## What the task requires:
Each entry below should be echoed exactly, with pictures omitted.

## Data provided:
········

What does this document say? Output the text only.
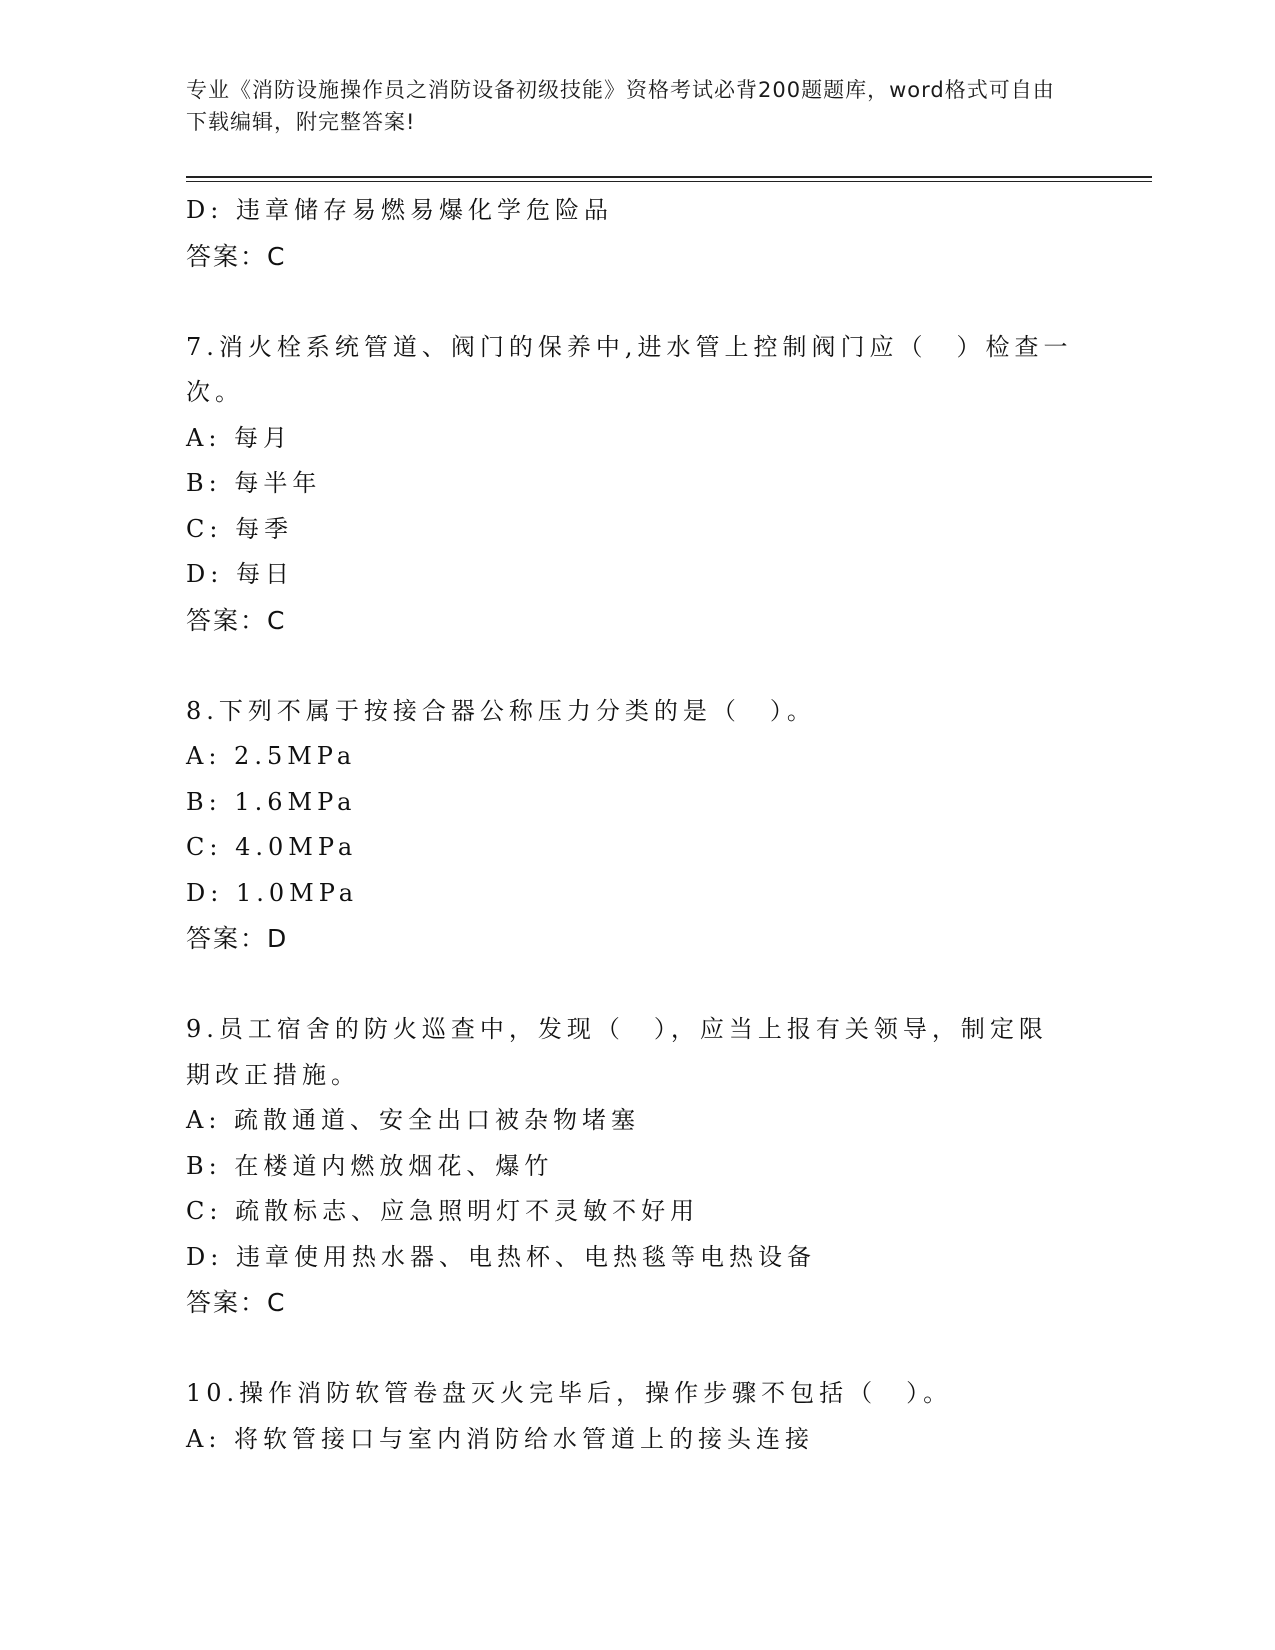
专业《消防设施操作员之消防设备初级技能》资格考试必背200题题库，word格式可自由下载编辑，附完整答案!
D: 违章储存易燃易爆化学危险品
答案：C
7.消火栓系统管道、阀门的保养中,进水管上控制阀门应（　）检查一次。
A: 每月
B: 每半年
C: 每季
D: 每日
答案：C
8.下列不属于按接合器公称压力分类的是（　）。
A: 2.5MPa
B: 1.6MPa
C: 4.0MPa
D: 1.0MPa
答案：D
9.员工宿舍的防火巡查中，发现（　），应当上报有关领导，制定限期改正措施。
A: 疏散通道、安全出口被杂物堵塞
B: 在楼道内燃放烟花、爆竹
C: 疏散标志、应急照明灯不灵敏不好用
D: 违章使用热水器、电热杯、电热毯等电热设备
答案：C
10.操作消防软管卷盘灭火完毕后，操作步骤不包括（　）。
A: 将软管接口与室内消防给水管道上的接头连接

········

## Result for this task:
What does this document say? Output the text only.
专业《消防设施操作员之消防设备初级技能》资格考试必背200题题库，word格式可自由下载编辑，附完整答案!
D: 违章储存易燃易爆化学危险品
答案：C
7.消火栓系统管道、阀门的保养中,进水管上控制阀门应（　）检查一次。
A: 每月
B: 每半年
C: 每季
D: 每日
答案：C
8.下列不属于按接合器公称压力分类的是（　）。
A: 2.5MPa
B: 1.6MPa
C: 4.0MPa
D: 1.0MPa
答案：D
9.员工宿舍的防火巡查中，发现（　），应当上报有关领导，制定限期改正措施。
A: 疏散通道、安全出口被杂物堵塞
B: 在楼道内燃放烟花、爆竹
C: 疏散标志、应急照明灯不灵敏不好用
D: 违章使用热水器、电热杯、电热毯等电热设备
答案：C
10.操作消防软管卷盘灭火完毕后，操作步骤不包括（　）。
A: 将软管接口与室内消防给水管道上的接头连接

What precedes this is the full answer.